### Records for the task
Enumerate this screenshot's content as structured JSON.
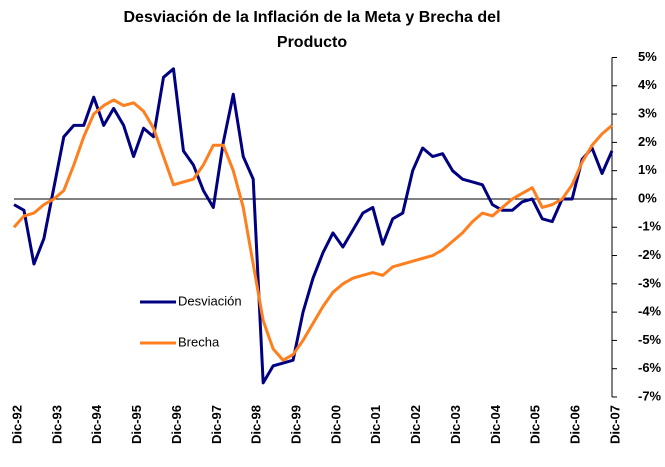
{
  "chart_data": {
    "type": "line",
    "title": [
      "Desviación de la Inflación de la Meta y Brecha del",
      "Producto"
    ],
    "categories": [
      "Dic-92",
      null,
      null,
      null,
      "Dic-93",
      null,
      null,
      null,
      "Dic-94",
      null,
      null,
      null,
      "Dic-95",
      null,
      null,
      null,
      "Dic-96",
      null,
      null,
      null,
      "Dic-97",
      null,
      null,
      null,
      "Dic-98",
      null,
      null,
      null,
      "Dic-99",
      null,
      null,
      null,
      "Dic-00",
      null,
      null,
      null,
      "Dic-01",
      null,
      null,
      null,
      "Dic-02",
      null,
      null,
      null,
      "Dic-03",
      null,
      null,
      null,
      "Dic-04",
      null,
      null,
      null,
      "Dic-05",
      null,
      null,
      null,
      "Dic-06",
      null,
      null,
      null,
      "Dic-07"
    ],
    "series": [
      {
        "name": "Desviación",
        "color": "#000080",
        "values": [
          -0.2,
          -0.4,
          -2.3,
          -1.4,
          0.4,
          2.2,
          2.6,
          2.6,
          3.6,
          2.6,
          3.2,
          2.6,
          1.5,
          2.5,
          2.2,
          4.3,
          4.6,
          1.7,
          1.2,
          0.3,
          -0.3,
          2.0,
          3.7,
          1.5,
          0.7,
          -6.5,
          -5.9,
          -5.8,
          -5.7,
          -4.0,
          -2.8,
          -1.9,
          -1.2,
          -1.7,
          -1.1,
          -0.5,
          -0.3,
          -1.6,
          -0.7,
          -0.5,
          1.0,
          1.8,
          1.5,
          1.6,
          1.0,
          0.7,
          0.6,
          0.5,
          -0.2,
          -0.4,
          -0.4,
          -0.1,
          0.0,
          -0.7,
          -0.8,
          0.0,
          0.0,
          1.4,
          1.8,
          0.9,
          1.7
        ]
      },
      {
        "name": "Brecha",
        "color": "#ff7f1e",
        "values": [
          -1.0,
          -0.6,
          -0.5,
          -0.2,
          0.0,
          0.3,
          1.2,
          2.2,
          3.0,
          3.3,
          3.5,
          3.3,
          3.4,
          3.1,
          2.5,
          1.5,
          0.5,
          0.6,
          0.7,
          1.2,
          1.9,
          1.9,
          1.0,
          -0.3,
          -2.3,
          -4.3,
          -5.3,
          -5.7,
          -5.5,
          -5.0,
          -4.4,
          -3.8,
          -3.3,
          -3.0,
          -2.8,
          -2.7,
          -2.6,
          -2.7,
          -2.4,
          -2.3,
          -2.2,
          -2.1,
          -2.0,
          -1.8,
          -1.5,
          -1.2,
          -0.8,
          -0.5,
          -0.6,
          -0.3,
          0.0,
          0.2,
          0.4,
          -0.3,
          -0.2,
          0.0,
          0.5,
          1.3,
          1.9,
          2.3,
          2.6
        ]
      }
    ],
    "ylim": [
      -7,
      5
    ],
    "yticks": [
      {
        "value": -7,
        "label": "-7%"
      },
      {
        "value": -6,
        "label": "-6%"
      },
      {
        "value": -5,
        "label": "-5%"
      },
      {
        "value": -4,
        "label": "-4%"
      },
      {
        "value": -3,
        "label": "-3%"
      },
      {
        "value": -2,
        "label": "-2%"
      },
      {
        "value": -1,
        "label": "-1%"
      },
      {
        "value": 0,
        "label": "0%"
      },
      {
        "value": 1,
        "label": "1%"
      },
      {
        "value": 2,
        "label": "2%"
      },
      {
        "value": 3,
        "label": "3%"
      },
      {
        "value": 4,
        "label": "4%"
      },
      {
        "value": 5,
        "label": "5%"
      }
    ],
    "y_axis_side": "right",
    "grid": false,
    "legend": "lower left"
  }
}
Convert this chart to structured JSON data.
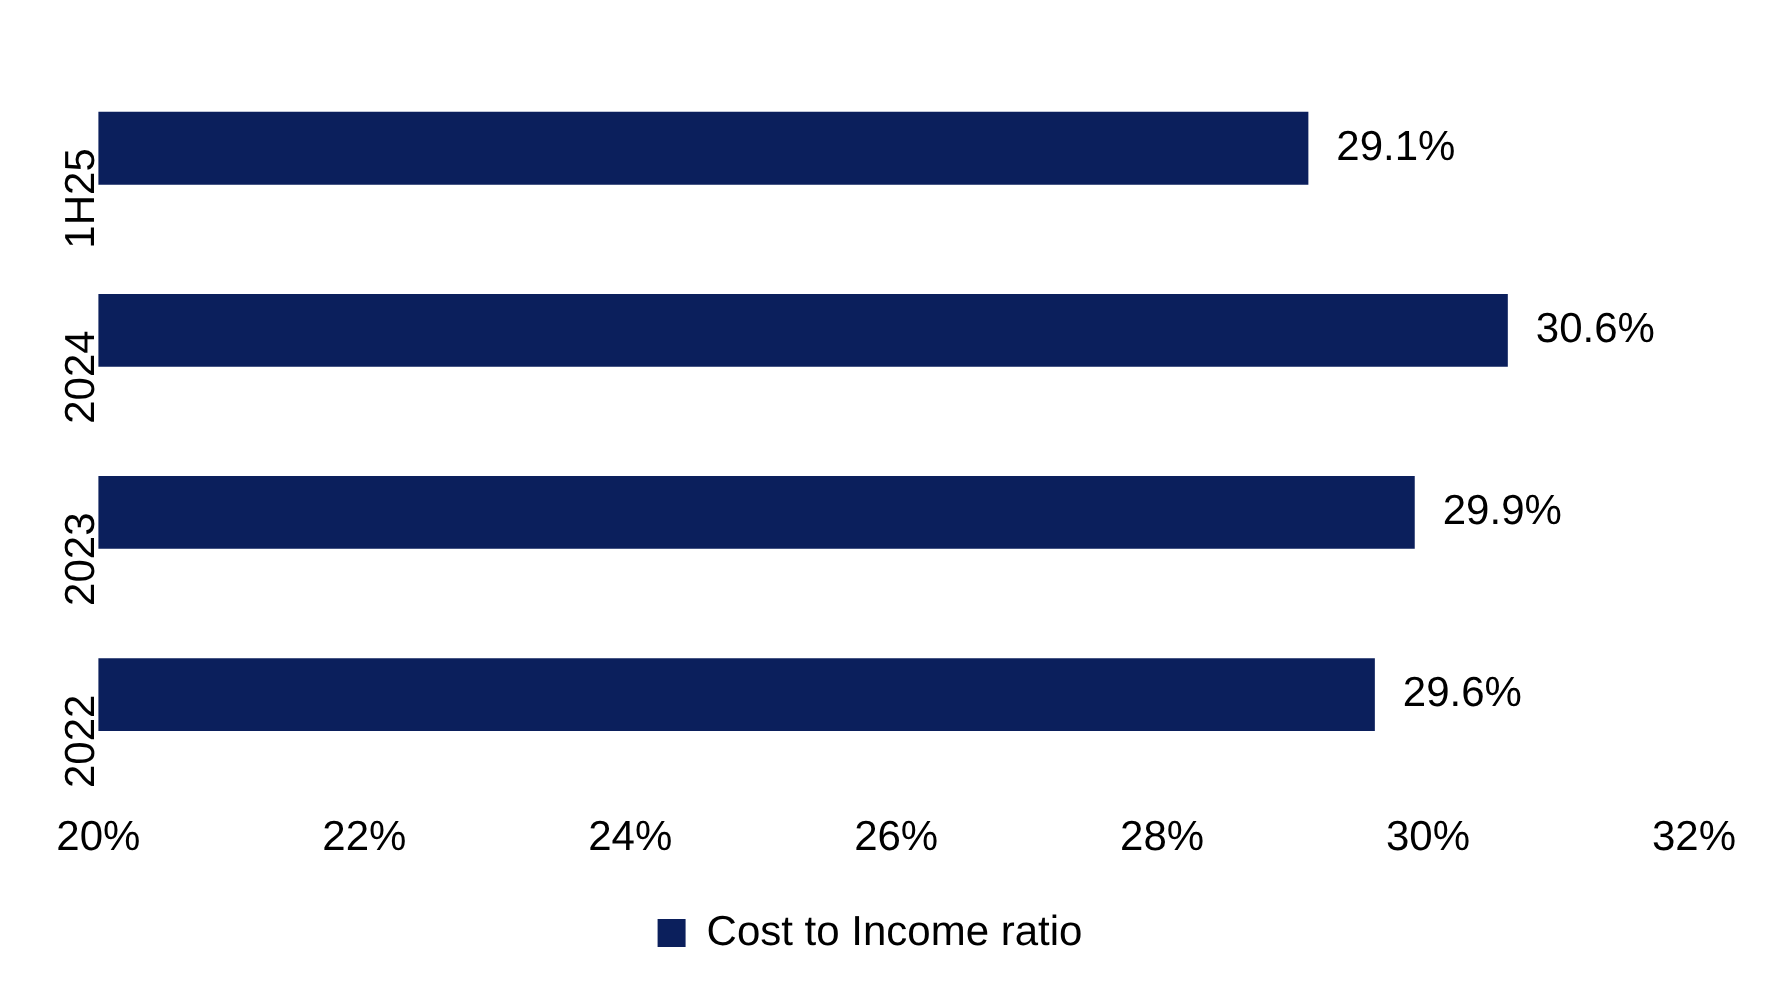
{
  "chart_data": {
    "type": "bar",
    "orientation": "horizontal",
    "categories": [
      "1H25",
      "2024",
      "2023",
      "2022"
    ],
    "series": [
      {
        "name": "Cost to Income ratio",
        "color": "#0b1f5c",
        "values": [
          29.1,
          30.6,
          29.9,
          29.6
        ],
        "value_labels": [
          "29.1%",
          "30.6%",
          "29.9%",
          "29.6%"
        ]
      }
    ],
    "xlim": [
      20,
      32
    ],
    "xticks": [
      {
        "value": 20,
        "label": "20%"
      },
      {
        "value": 22,
        "label": "22%"
      },
      {
        "value": 24,
        "label": "24%"
      },
      {
        "value": 26,
        "label": "26%"
      },
      {
        "value": 28,
        "label": "28%"
      },
      {
        "value": 30,
        "label": "30%"
      },
      {
        "value": 32,
        "label": "32%"
      }
    ],
    "grid": false,
    "legend": "bottom"
  }
}
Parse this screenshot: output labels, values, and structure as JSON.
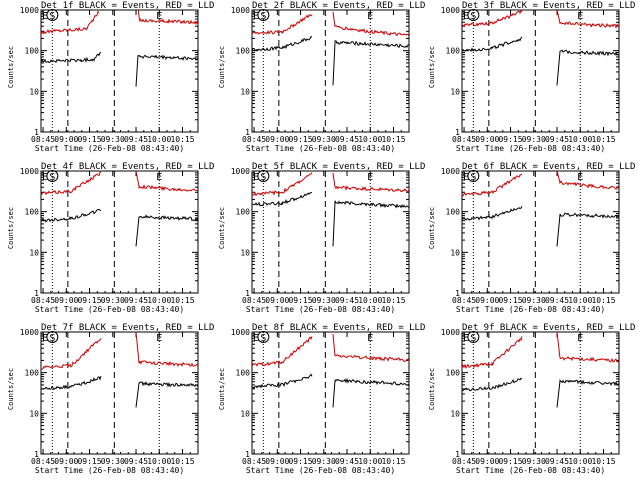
{
  "chart_data": [
    {
      "type": "line",
      "title": "Det 1f BLACK = Events, RED = LLD",
      "xlabel": "Start Time (26-Feb-08 08:43:40)",
      "ylabel": "Counts/sec",
      "xticks": [
        "08:45",
        "09:00",
        "09:15",
        "09:30",
        "09:45",
        "10:00",
        "10:15"
      ],
      "yticks": [
        "1",
        "10",
        "100",
        "1000"
      ],
      "ylim": [
        1,
        1000
      ],
      "xlim": [
        "08:43:40",
        "10:25:00"
      ],
      "markers": [
        {
          "label": "E",
          "time": "08:43:40"
        },
        {
          "label": "S",
          "time": "09:01:00"
        },
        {
          "label": "E",
          "time": "10:00:00"
        }
      ],
      "series": [
        {
          "color": "#cc0000",
          "pre": [
            [
              0,
              280
            ],
            [
              15,
              310
            ],
            [
              45,
              345
            ],
            [
              58,
              900
            ]
          ],
          "post": [
            [
              95,
              1000
            ],
            [
              97,
              1040
            ],
            [
              99,
              560
            ],
            [
              122,
              530
            ],
            [
              148,
              510
            ],
            [
              162,
              470
            ]
          ]
        },
        {
          "color": "#000000",
          "pre": [
            [
              0,
              55
            ],
            [
              40,
              58
            ],
            [
              53,
              62
            ],
            [
              60,
              95
            ]
          ],
          "post": [
            [
              95,
              13
            ],
            [
              97,
              78
            ],
            [
              99,
              72
            ],
            [
              125,
              68
            ],
            [
              162,
              62
            ]
          ]
        }
      ]
    },
    {
      "type": "line",
      "title": "Det 2f BLACK = Events, RED = LLD",
      "xlabel": "Start Time (26-Feb-08 08:43:40)",
      "ylabel": "Counts/sec",
      "xticks": [
        "08:45",
        "09:00",
        "09:15",
        "09:30",
        "09:45",
        "10:00",
        "10:15"
      ],
      "yticks": [
        "1",
        "10",
        "100",
        "1000"
      ],
      "ylim": [
        1,
        1000
      ],
      "xlim": [
        "08:43:40",
        "10:25:00"
      ],
      "markers": [
        {
          "label": "E",
          "time": "08:43:40"
        },
        {
          "label": "S",
          "time": "09:01:00"
        },
        {
          "label": "E",
          "time": "10:00:00"
        }
      ],
      "series": [
        {
          "color": "#cc0000",
          "pre": [
            [
              0,
              270
            ],
            [
              30,
              290
            ],
            [
              60,
              800
            ]
          ],
          "post": [
            [
              81,
              900
            ],
            [
              83,
              390
            ],
            [
              120,
              290
            ],
            [
              162,
              230
            ]
          ]
        },
        {
          "color": "#000000",
          "pre": [
            [
              0,
              105
            ],
            [
              30,
              118
            ],
            [
              60,
              210
            ]
          ],
          "post": [
            [
              81,
              14
            ],
            [
              83,
              160
            ],
            [
              120,
              145
            ],
            [
              162,
              125
            ]
          ]
        }
      ]
    },
    {
      "type": "line",
      "title": "Det 3f BLACK = Events, RED = LLD",
      "xlabel": "Start Time (26-Feb-08 08:43:40)",
      "ylabel": "Counts/sec",
      "xticks": [
        "08:45",
        "09:00",
        "09:15",
        "09:30",
        "09:45",
        "10:00",
        "10:15"
      ],
      "yticks": [
        "1",
        "10",
        "100",
        "1000"
      ],
      "ylim": [
        1,
        1000
      ],
      "xlim": [
        "08:43:40",
        "10:25:00"
      ],
      "markers": [
        {
          "label": "E",
          "time": "08:43:40"
        },
        {
          "label": "S",
          "time": "09:01:00"
        },
        {
          "label": "E",
          "time": "10:00:00"
        }
      ],
      "series": [
        {
          "color": "#cc0000",
          "pre": [
            [
              0,
              420
            ],
            [
              30,
              480
            ],
            [
              60,
              900
            ]
          ],
          "post": [
            [
              95,
              1000
            ],
            [
              98,
              480
            ],
            [
              130,
              430
            ],
            [
              162,
              400
            ]
          ]
        },
        {
          "color": "#000000",
          "pre": [
            [
              0,
              100
            ],
            [
              30,
              115
            ],
            [
              60,
              200
            ]
          ],
          "post": [
            [
              95,
              14
            ],
            [
              98,
              95
            ],
            [
              130,
              88
            ],
            [
              162,
              82
            ]
          ]
        }
      ]
    },
    {
      "type": "line",
      "title": "Det 4f BLACK = Events, RED = LLD",
      "xlabel": "Start Time (26-Feb-08 08:43:40)",
      "ylabel": "Counts/sec",
      "xticks": [
        "08:45",
        "09:00",
        "09:15",
        "09:30",
        "09:45",
        "10:00",
        "10:15"
      ],
      "yticks": [
        "1",
        "10",
        "100",
        "1000"
      ],
      "ylim": [
        1,
        1000
      ],
      "xlim": [
        "08:43:40",
        "10:25:00"
      ],
      "markers": [
        {
          "label": "E",
          "time": "08:43:40"
        },
        {
          "label": "S",
          "time": "09:01:00"
        },
        {
          "label": "E",
          "time": "10:00:00"
        }
      ],
      "series": [
        {
          "color": "#cc0000",
          "pre": [
            [
              0,
              280
            ],
            [
              30,
              320
            ],
            [
              60,
              900
            ]
          ],
          "post": [
            [
              95,
              1000
            ],
            [
              98,
              420
            ],
            [
              130,
              360
            ],
            [
              162,
              340
            ]
          ]
        },
        {
          "color": "#000000",
          "pre": [
            [
              0,
              60
            ],
            [
              30,
              68
            ],
            [
              60,
              110
            ]
          ],
          "post": [
            [
              95,
              14
            ],
            [
              98,
              75
            ],
            [
              130,
              70
            ],
            [
              162,
              65
            ]
          ]
        }
      ]
    },
    {
      "type": "line",
      "title": "Det 5f BLACK = Events, RED = LLD",
      "xlabel": "Start Time (26-Feb-08 08:43:40)",
      "ylabel": "Counts/sec",
      "xticks": [
        "08:45",
        "09:00",
        "09:15",
        "09:30",
        "09:45",
        "10:00",
        "10:15"
      ],
      "yticks": [
        "1",
        "10",
        "100",
        "1000"
      ],
      "ylim": [
        1,
        1000
      ],
      "xlim": [
        "08:43:40",
        "10:25:00"
      ],
      "markers": [
        {
          "label": "E",
          "time": "08:43:40"
        },
        {
          "label": "S",
          "time": "09:01:00"
        },
        {
          "label": "E",
          "time": "10:00:00"
        }
      ],
      "series": [
        {
          "color": "#cc0000",
          "pre": [
            [
              0,
              270
            ],
            [
              30,
              300
            ],
            [
              60,
              850
            ]
          ],
          "post": [
            [
              81,
              900
            ],
            [
              83,
              400
            ],
            [
              120,
              360
            ],
            [
              162,
              330
            ]
          ]
        },
        {
          "color": "#000000",
          "pre": [
            [
              0,
              150
            ],
            [
              30,
              160
            ],
            [
              60,
              300
            ]
          ],
          "post": [
            [
              81,
              14
            ],
            [
              83,
              170
            ],
            [
              120,
              150
            ],
            [
              162,
              130
            ]
          ]
        }
      ]
    },
    {
      "type": "line",
      "title": "Det 6f BLACK = Events, RED = LLD",
      "xlabel": "Start Time (26-Feb-08 08:43:40)",
      "ylabel": "Counts/sec",
      "xticks": [
        "08:45",
        "09:00",
        "09:15",
        "09:30",
        "09:45",
        "10:00",
        "10:15"
      ],
      "yticks": [
        "1",
        "10",
        "100",
        "1000"
      ],
      "ylim": [
        1,
        1000
      ],
      "xlim": [
        "08:43:40",
        "10:25:00"
      ],
      "markers": [
        {
          "label": "E",
          "time": "08:43:40"
        },
        {
          "label": "S",
          "time": "09:01:00"
        },
        {
          "label": "E",
          "time": "10:00:00"
        }
      ],
      "series": [
        {
          "color": "#cc0000",
          "pre": [
            [
              0,
              260
            ],
            [
              30,
              300
            ],
            [
              60,
              850
            ]
          ],
          "post": [
            [
              95,
              1000
            ],
            [
              98,
              520
            ],
            [
              130,
              420
            ],
            [
              162,
              380
            ]
          ]
        },
        {
          "color": "#000000",
          "pre": [
            [
              0,
              65
            ],
            [
              30,
              75
            ],
            [
              60,
              130
            ]
          ],
          "post": [
            [
              95,
              14
            ],
            [
              98,
              85
            ],
            [
              130,
              80
            ],
            [
              162,
              75
            ]
          ]
        }
      ]
    },
    {
      "type": "line",
      "title": "Det 7f BLACK = Events, RED = LLD",
      "xlabel": "Start Time (26-Feb-08 08:43:40)",
      "ylabel": "Counts/sec",
      "xticks": [
        "08:45",
        "09:00",
        "09:15",
        "09:30",
        "09:45",
        "10:00",
        "10:15"
      ],
      "yticks": [
        "1",
        "10",
        "100",
        "1000"
      ],
      "ylim": [
        1,
        1000
      ],
      "xlim": [
        "08:43:40",
        "10:25:00"
      ],
      "markers": [
        {
          "label": "E",
          "time": "08:43:40"
        },
        {
          "label": "S",
          "time": "09:01:00"
        },
        {
          "label": "E",
          "time": "10:00:00"
        }
      ],
      "series": [
        {
          "color": "#cc0000",
          "pre": [
            [
              0,
              130
            ],
            [
              30,
              150
            ],
            [
              60,
              700
            ]
          ],
          "post": [
            [
              95,
              1000
            ],
            [
              98,
              180
            ],
            [
              130,
              165
            ],
            [
              162,
              150
            ]
          ]
        },
        {
          "color": "#000000",
          "pre": [
            [
              0,
              40
            ],
            [
              30,
              45
            ],
            [
              60,
              75
            ]
          ],
          "post": [
            [
              95,
              14
            ],
            [
              98,
              55
            ],
            [
              130,
              50
            ],
            [
              162,
              48
            ]
          ]
        }
      ]
    },
    {
      "type": "line",
      "title": "Det 8f BLACK = Events, RED = LLD",
      "xlabel": "Start Time (26-Feb-08 08:43:40)",
      "ylabel": "Counts/sec",
      "xticks": [
        "08:45",
        "09:00",
        "09:15",
        "09:30",
        "09:45",
        "10:00",
        "10:15"
      ],
      "yticks": [
        "1",
        "10",
        "100",
        "1000"
      ],
      "ylim": [
        1,
        1000
      ],
      "xlim": [
        "08:43:40",
        "10:25:00"
      ],
      "markers": [
        {
          "label": "E",
          "time": "08:43:40"
        },
        {
          "label": "S",
          "time": "09:01:00"
        },
        {
          "label": "E",
          "time": "10:00:00"
        }
      ],
      "series": [
        {
          "color": "#cc0000",
          "pre": [
            [
              0,
              150
            ],
            [
              30,
              180
            ],
            [
              60,
              750
            ]
          ],
          "post": [
            [
              81,
              900
            ],
            [
              83,
              260
            ],
            [
              120,
              230
            ],
            [
              162,
              200
            ]
          ]
        },
        {
          "color": "#000000",
          "pre": [
            [
              0,
              45
            ],
            [
              30,
              50
            ],
            [
              60,
              85
            ]
          ],
          "post": [
            [
              81,
              14
            ],
            [
              83,
              65
            ],
            [
              120,
              58
            ],
            [
              162,
              52
            ]
          ]
        }
      ]
    },
    {
      "type": "line",
      "title": "Det 9f BLACK = Events, RED = LLD",
      "xlabel": "Start Time (26-Feb-08 08:43:40)",
      "ylabel": "Counts/sec",
      "xticks": [
        "08:45",
        "09:00",
        "09:15",
        "09:30",
        "09:45",
        "10:00",
        "10:15"
      ],
      "yticks": [
        "1",
        "10",
        "100",
        "1000"
      ],
      "ylim": [
        1,
        1000
      ],
      "xlim": [
        "08:43:40",
        "10:25:00"
      ],
      "markers": [
        {
          "label": "E",
          "time": "08:43:40"
        },
        {
          "label": "S",
          "time": "09:01:00"
        },
        {
          "label": "E",
          "time": "10:00:00"
        }
      ],
      "series": [
        {
          "color": "#cc0000",
          "pre": [
            [
              0,
              140
            ],
            [
              30,
              165
            ],
            [
              60,
              720
            ]
          ],
          "post": [
            [
              95,
              1000
            ],
            [
              98,
              230
            ],
            [
              130,
              210
            ],
            [
              162,
              190
            ]
          ]
        },
        {
          "color": "#000000",
          "pre": [
            [
              0,
              38
            ],
            [
              30,
              42
            ],
            [
              60,
              70
            ]
          ],
          "post": [
            [
              95,
              14
            ],
            [
              98,
              62
            ],
            [
              130,
              57
            ],
            [
              162,
              52
            ]
          ]
        }
      ]
    }
  ]
}
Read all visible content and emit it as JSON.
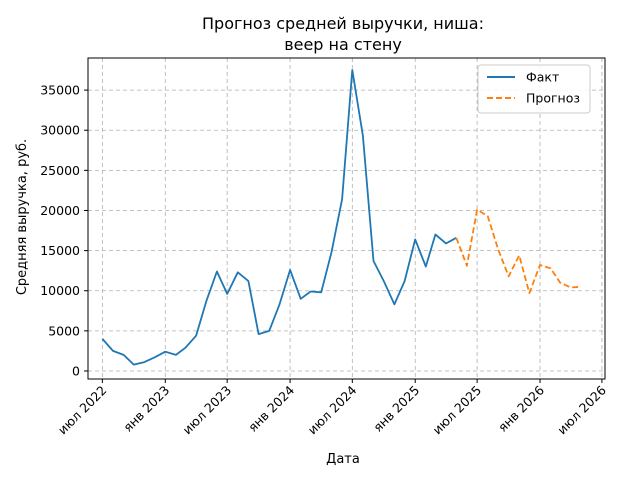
{
  "chart_data": {
    "type": "line",
    "title_line1": "Прогноз средней выручки, ниша:",
    "title_line2": "веер на стену",
    "xlabel": "Дата",
    "ylabel": "Средняя выручка, руб.",
    "grid": true,
    "legend_placement": "top-right",
    "colors": {
      "fact": "#1f77b4",
      "forecast": "#ff7f0e"
    },
    "xlim": [
      "2022-05-20",
      "2026-07-10"
    ],
    "ylim": [
      -1000,
      39000
    ],
    "x_ticks": [
      {
        "date": "2022-07-01",
        "label": "июл 2022"
      },
      {
        "date": "2023-01-01",
        "label": "янв 2023"
      },
      {
        "date": "2023-07-01",
        "label": "июл 2023"
      },
      {
        "date": "2024-01-01",
        "label": "янв 2024"
      },
      {
        "date": "2024-07-01",
        "label": "июл 2024"
      },
      {
        "date": "2025-01-01",
        "label": "янв 2025"
      },
      {
        "date": "2025-07-01",
        "label": "июл 2025"
      },
      {
        "date": "2026-01-01",
        "label": "янв 2026"
      },
      {
        "date": "2026-07-01",
        "label": "июл 2026"
      }
    ],
    "y_ticks": [
      0,
      5000,
      10000,
      15000,
      20000,
      25000,
      30000,
      35000
    ],
    "series": [
      {
        "name": "Факт",
        "style": "solid",
        "x": [
          "2022-07-01",
          "2022-08-01",
          "2022-09-01",
          "2022-10-01",
          "2022-11-01",
          "2022-12-01",
          "2023-01-01",
          "2023-02-01",
          "2023-03-01",
          "2023-04-01",
          "2023-05-01",
          "2023-06-01",
          "2023-07-01",
          "2023-08-01",
          "2023-09-01",
          "2023-10-01",
          "2023-11-01",
          "2023-12-01",
          "2024-01-01",
          "2024-02-01",
          "2024-03-01",
          "2024-04-01",
          "2024-05-01",
          "2024-06-01",
          "2024-07-01",
          "2024-08-01",
          "2024-09-01",
          "2024-10-01",
          "2024-11-01",
          "2024-12-01",
          "2025-01-01",
          "2025-02-01",
          "2025-03-01",
          "2025-04-01",
          "2025-05-01"
        ],
        "y": [
          4000,
          2500,
          2000,
          800,
          1100,
          1700,
          2400,
          2000,
          2900,
          4400,
          8700,
          12400,
          9600,
          12300,
          11200,
          4600,
          5000,
          8300,
          12600,
          9000,
          9900,
          9800,
          14800,
          21400,
          37500,
          29300,
          13700,
          11200,
          8300,
          11200,
          16400,
          13000,
          17000,
          15900,
          16600
        ]
      },
      {
        "name": "Прогноз",
        "style": "dashed",
        "x": [
          "2025-05-01",
          "2025-06-01",
          "2025-07-01",
          "2025-08-01",
          "2025-09-01",
          "2025-10-01",
          "2025-11-01",
          "2025-12-01",
          "2026-01-01",
          "2026-02-01",
          "2026-03-01",
          "2026-04-01",
          "2026-05-01"
        ],
        "y": [
          16600,
          13100,
          20100,
          19300,
          15100,
          11800,
          14400,
          9700,
          13200,
          12800,
          11000,
          10400,
          10500
        ]
      }
    ]
  }
}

### Work to do
Which lines hold the string "screenshot"? List them all.

### Final answer
Enumerate this screenshot's content as structured JSON.
Parse this screenshot: output labels, values, and structure as JSON.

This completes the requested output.